### Given entries
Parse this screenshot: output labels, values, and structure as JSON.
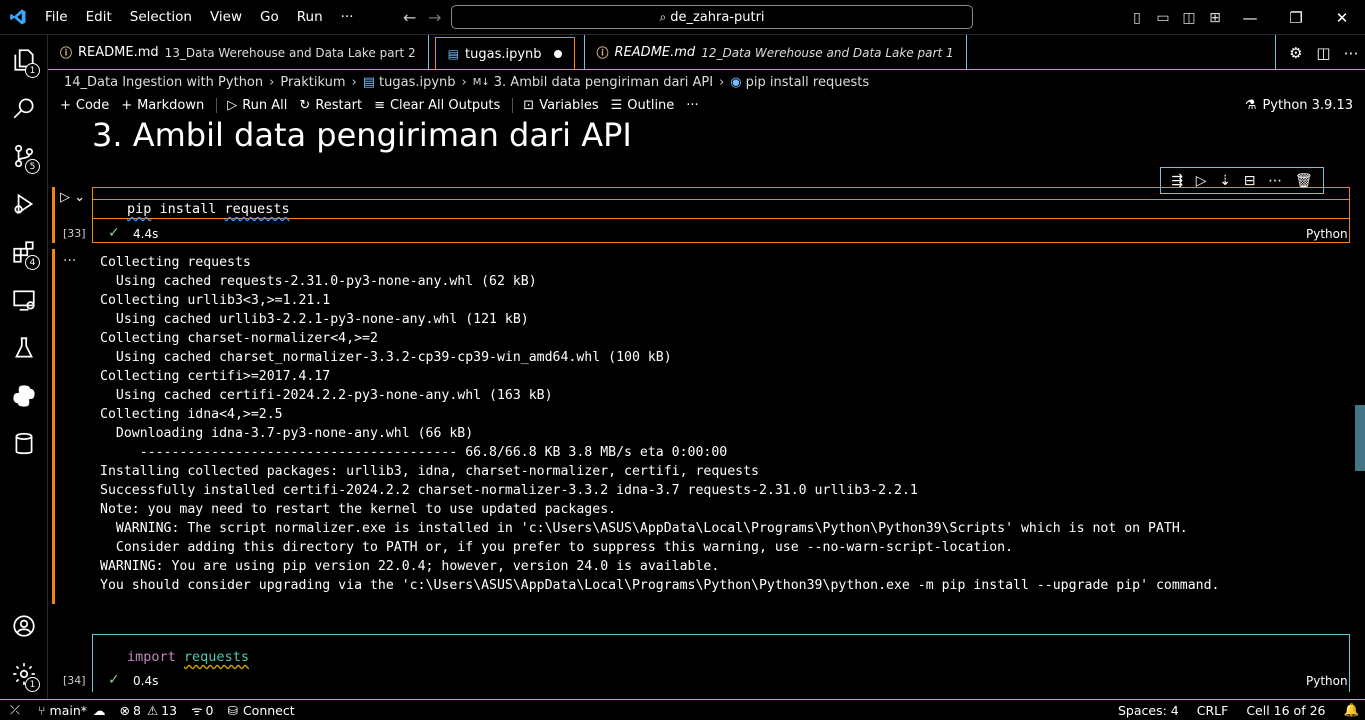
{
  "titlebar": {
    "menu": [
      "File",
      "Edit",
      "Selection",
      "View",
      "Go",
      "Run",
      "···"
    ],
    "search": "de_zahra-putri"
  },
  "activity": {
    "explorer_badge": "1",
    "scm_badge": "5",
    "extensions_badge": "4",
    "settings_badge": "1"
  },
  "tabs": [
    {
      "label": "README.md",
      "desc": "13_Data Werehouse and Data Lake part 2"
    },
    {
      "label": "tugas.ipynb",
      "desc": ""
    },
    {
      "label": "README.md",
      "desc": "12_Data Werehouse and Data Lake part 1"
    }
  ],
  "breadcrumb": [
    "14_Data Ingestion with Python",
    "Praktikum",
    "tugas.ipynb",
    "3. Ambil data pengiriman dari API",
    "pip install requests"
  ],
  "nbtoolbar": {
    "code": "Code",
    "markdown": "Markdown",
    "run_all": "Run All",
    "restart": "Restart",
    "clear": "Clear All Outputs",
    "variables": "Variables",
    "outline": "Outline",
    "more": "···",
    "kernel": "Python 3.9.13"
  },
  "heading": "3. Ambil data pengiriman dari API",
  "cell33": {
    "exec": "[33]",
    "code_cmd": "pip",
    "code_rest1": " install ",
    "code_arg": "requests",
    "time": "4.4s",
    "lang": "Python"
  },
  "output_lines": [
    "Collecting requests",
    "  Using cached requests-2.31.0-py3-none-any.whl (62 kB)",
    "Collecting urllib3<3,>=1.21.1",
    "  Using cached urllib3-2.2.1-py3-none-any.whl (121 kB)",
    "Collecting charset-normalizer<4,>=2",
    "  Using cached charset_normalizer-3.3.2-cp39-cp39-win_amd64.whl (100 kB)",
    "Collecting certifi>=2017.4.17",
    "  Using cached certifi-2024.2.2-py3-none-any.whl (163 kB)",
    "Collecting idna<4,>=2.5",
    "  Downloading idna-3.7-py3-none-any.whl (66 kB)",
    "     ---------------------------------------- 66.8/66.8 KB 3.8 MB/s eta 0:00:00",
    "Installing collected packages: urllib3, idna, charset-normalizer, certifi, requests",
    "Successfully installed certifi-2024.2.2 charset-normalizer-3.3.2 idna-3.7 requests-2.31.0 urllib3-2.2.1",
    "Note: you may need to restart the kernel to use updated packages.",
    "  WARNING: The script normalizer.exe is installed in 'c:\\Users\\ASUS\\AppData\\Local\\Programs\\Python\\Python39\\Scripts' which is not on PATH.",
    "  Consider adding this directory to PATH or, if you prefer to suppress this warning, use --no-warn-script-location.",
    "WARNING: You are using pip version 22.0.4; however, version 24.0 is available.",
    "You should consider upgrading via the 'c:\\Users\\ASUS\\AppData\\Local\\Programs\\Python\\Python39\\python.exe -m pip install --upgrade pip' command."
  ],
  "output_more": "···",
  "cell34": {
    "exec": "[34]",
    "kw": "import",
    "mod": "requests",
    "time": "0.4s",
    "lang": "Python"
  },
  "statusbar": {
    "branch": "main*",
    "errors": "8",
    "warnings": "13",
    "ports": "0",
    "connect": "Connect",
    "spaces": "Spaces: 4",
    "eol": "CRLF",
    "cell": "Cell 16 of 26"
  },
  "colors": {
    "accent_orange": "#f38518",
    "accent_cyan": "#6fc3df",
    "check_green": "#89d185"
  }
}
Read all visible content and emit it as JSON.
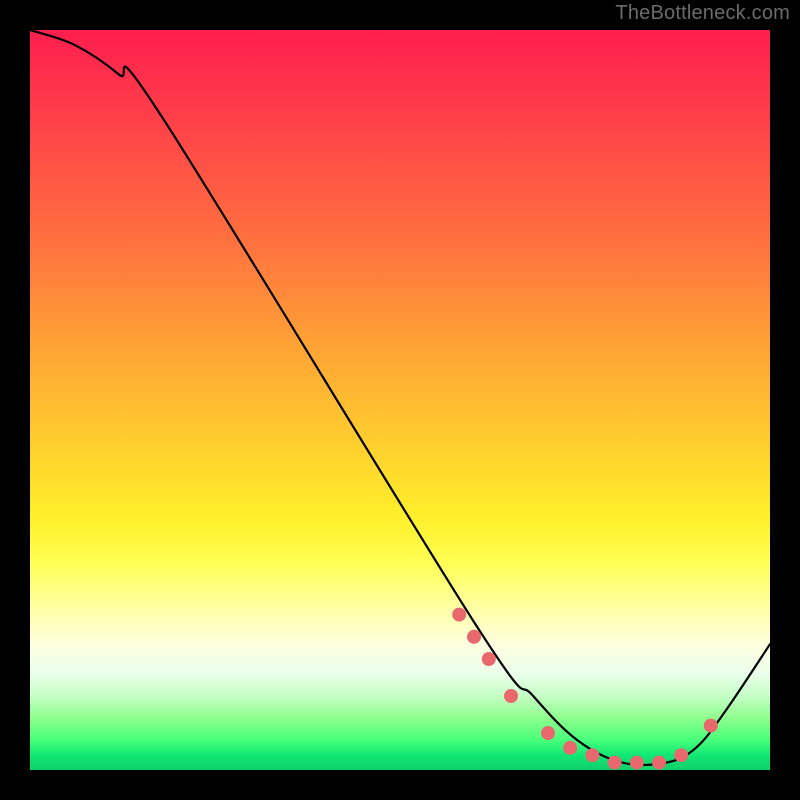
{
  "attribution": "TheBottleneck.com",
  "chart_data": {
    "type": "line",
    "title": "",
    "xlabel": "",
    "ylabel": "",
    "xlim": [
      0,
      100
    ],
    "ylim": [
      0,
      100
    ],
    "series": [
      {
        "name": "bottleneck-curve",
        "x": [
          0,
          6,
          12,
          18,
          60,
          68,
          74,
          80,
          86,
          90,
          94,
          100
        ],
        "y": [
          100,
          98,
          94,
          88,
          20,
          10,
          4,
          1,
          1,
          3,
          8,
          17
        ]
      }
    ],
    "markers": {
      "name": "highlight-points",
      "points": [
        {
          "x": 58,
          "y": 21
        },
        {
          "x": 60,
          "y": 18
        },
        {
          "x": 62,
          "y": 15
        },
        {
          "x": 65,
          "y": 10
        },
        {
          "x": 70,
          "y": 5
        },
        {
          "x": 73,
          "y": 3
        },
        {
          "x": 76,
          "y": 2
        },
        {
          "x": 79,
          "y": 1
        },
        {
          "x": 82,
          "y": 1
        },
        {
          "x": 85,
          "y": 1
        },
        {
          "x": 88,
          "y": 2
        },
        {
          "x": 92,
          "y": 6
        }
      ]
    },
    "gradient_stops": [
      {
        "pos": 0,
        "color": "#ff1e4e"
      },
      {
        "pos": 50,
        "color": "#ffc030"
      },
      {
        "pos": 75,
        "color": "#ffff60"
      },
      {
        "pos": 100,
        "color": "#10d870"
      }
    ]
  }
}
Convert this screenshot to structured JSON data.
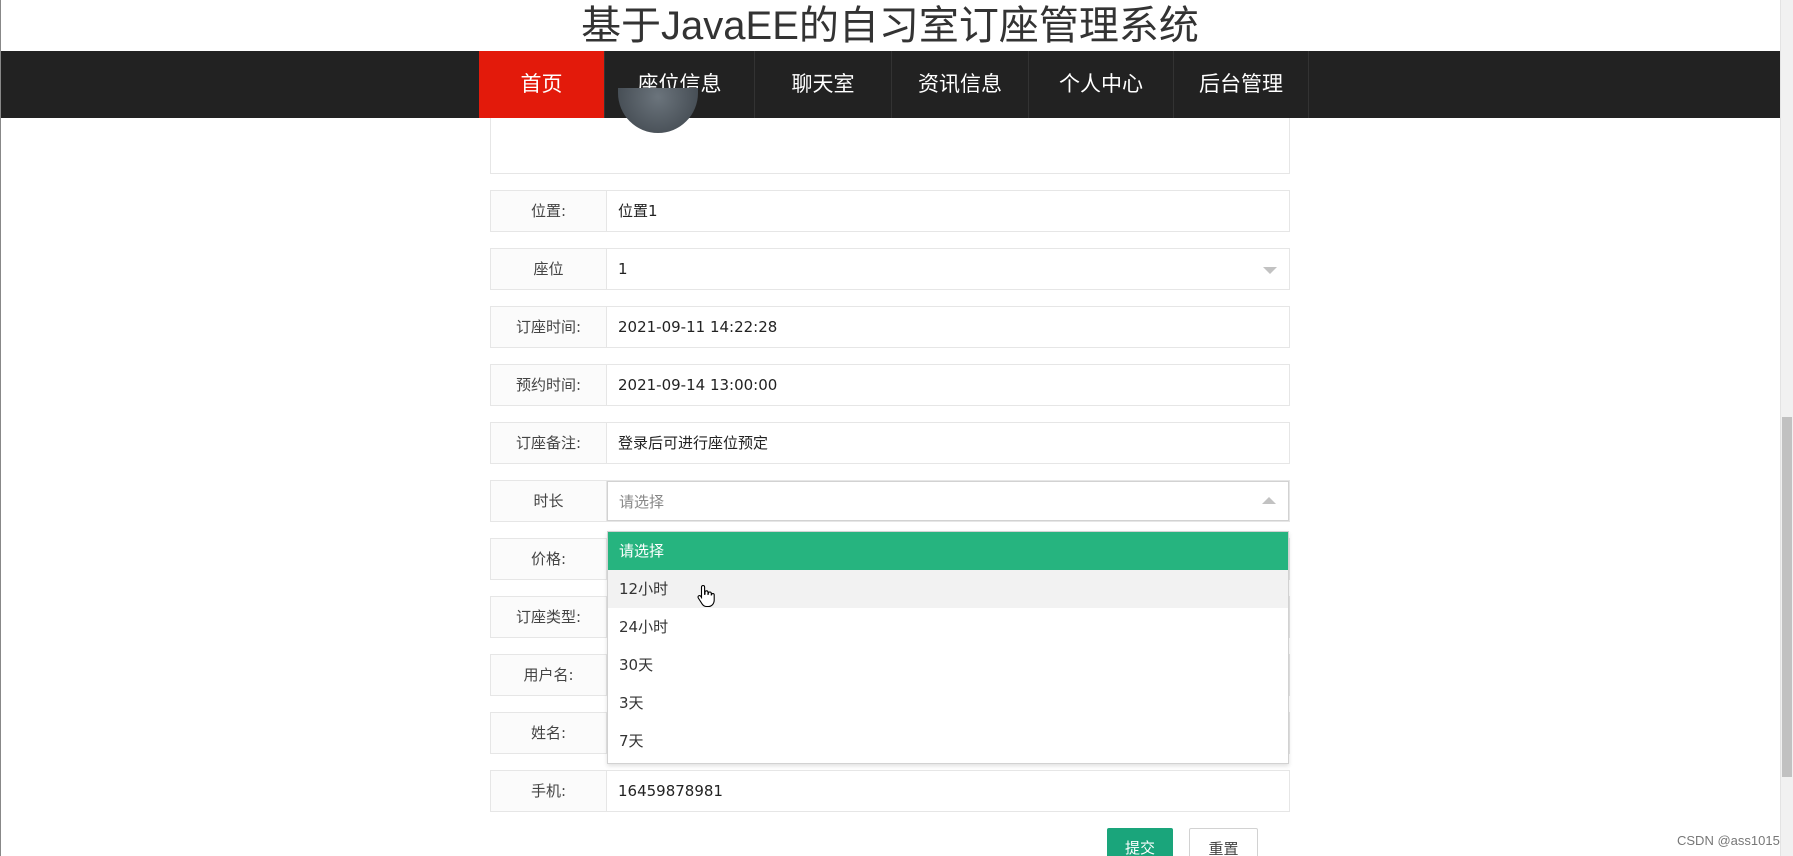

### What is being asked
From the entries above, output every line exactly and omit any image.

### Result below
Parse this screenshot: output labels, values, and structure as JSON.
{
  "titlebar": {
    "menu": [
      "File",
      "Edit",
      "Selection",
      "View",
      "Go",
      "Run",
      "···"
    ],
    "search": "de_zahra-putri"
  },
  "activity": {
    "explorer_badge": "1",
    "scm_badge": "5",
    "extensions_badge": "4",
    "settings_badge": "1"
  },
  "tabs": [
    {
      "label": "README.md",
      "desc": "13_Data Werehouse and Data Lake part 2"
    },
    {
      "label": "tugas.ipynb",
      "desc": ""
    },
    {
      "label": "README.md",
      "desc": "12_Data Werehouse and Data Lake part 1"
    }
  ],
  "breadcrumb": [
    "14_Data Ingestion with Python",
    "Praktikum",
    "tugas.ipynb",
    "3. Ambil data pengiriman dari API",
    "pip install requests"
  ],
  "nbtoolbar": {
    "code": "Code",
    "markdown": "Markdown",
    "run_all": "Run All",
    "restart": "Restart",
    "clear": "Clear All Outputs",
    "variables": "Variables",
    "outline": "Outline",
    "more": "···",
    "kernel": "Python 3.9.13"
  },
  "heading": "3. Ambil data pengiriman dari API",
  "cell33": {
    "exec": "[33]",
    "code_cmd": "pip",
    "code_rest1": " install ",
    "code_arg": "requests",
    "time": "4.4s",
    "lang": "Python"
  },
  "output_lines": [
    "Collecting requests",
    "  Using cached requests-2.31.0-py3-none-any.whl (62 kB)",
    "Collecting urllib3<3,>=1.21.1",
    "  Using cached urllib3-2.2.1-py3-none-any.whl (121 kB)",
    "Collecting charset-normalizer<4,>=2",
    "  Using cached charset_normalizer-3.3.2-cp39-cp39-win_amd64.whl (100 kB)",
    "Collecting certifi>=2017.4.17",
    "  Using cached certifi-2024.2.2-py3-none-any.whl (163 kB)",
    "Collecting idna<4,>=2.5",
    "  Downloading idna-3.7-py3-none-any.whl (66 kB)",
    "     ---------------------------------------- 66.8/66.8 KB 3.8 MB/s eta 0:00:00",
    "Installing collected packages: urllib3, idna, charset-normalizer, certifi, requests",
    "Successfully installed certifi-2024.2.2 charset-normalizer-3.3.2 idna-3.7 requests-2.31.0 urllib3-2.2.1",
    "Note: you may need to restart the kernel to use updated packages.",
    "  WARNING: The script normalizer.exe is installed in 'c:\\Users\\ASUS\\AppData\\Local\\Programs\\Python\\Python39\\Scripts' which is not on PATH.",
    "  Consider adding this directory to PATH or, if you prefer to suppress this warning, use --no-warn-script-location.",
    "WARNING: You are using pip version 22.0.4; however, version 24.0 is available.",
    "You should consider upgrading via the 'c:\\Users\\ASUS\\AppData\\Local\\Programs\\Python\\Python39\\python.exe -m pip install --upgrade pip' command."
  ],
  "output_more": "···",
  "cell34": {
    "exec": "[34]",
    "kw": "import",
    "mod": "requests",
    "time": "0.4s",
    "lang": "Python"
  },
  "statusbar": {
    "branch": "main*",
    "errors": "8",
    "warnings": "13",
    "ports": "0",
    "connect": "Connect",
    "spaces": "Spaces: 4",
    "eol": "CRLF",
    "cell": "Cell 16 of 26"
  },
  "colors": {
    "accent_orange": "#f38518",
    "accent_cyan": "#6fc3df",
    "check_green": "#89d185"
  }
}
Read all visible content and emit it as JSON.
{
  "attribution": "TheBottleneck.com",
  "chart_data": {
    "type": "line",
    "title": "",
    "xlabel": "",
    "ylabel": "",
    "xlim": [
      0,
      100
    ],
    "ylim": [
      0,
      100
    ],
    "series": [
      {
        "name": "bottleneck-curve",
        "x": [
          0,
          6,
          12,
          18,
          60,
          68,
          74,
          80,
          86,
          90,
          94,
          100
        ],
        "y": [
          100,
          98,
          94,
          88,
          20,
          10,
          4,
          1,
          1,
          3,
          8,
          17
        ]
      }
    ],
    "markers": {
      "name": "highlight-points",
      "points": [
        {
          "x": 58,
          "y": 21
        },
        {
          "x": 60,
          "y": 18
        },
        {
          "x": 62,
          "y": 15
        },
        {
          "x": 65,
          "y": 10
        },
        {
          "x": 70,
          "y": 5
        },
        {
          "x": 73,
          "y": 3
        },
        {
          "x": 76,
          "y": 2
        },
        {
          "x": 79,
          "y": 1
        },
        {
          "x": 82,
          "y": 1
        },
        {
          "x": 85,
          "y": 1
        },
        {
          "x": 88,
          "y": 2
        },
        {
          "x": 92,
          "y": 6
        }
      ]
    },
    "gradient_stops": [
      {
        "pos": 0,
        "color": "#ff1e4e"
      },
      {
        "pos": 50,
        "color": "#ffc030"
      },
      {
        "pos": 75,
        "color": "#ffff60"
      },
      {
        "pos": 100,
        "color": "#10d870"
      }
    ]
  }
}
Convert this screenshot to structured JSON data.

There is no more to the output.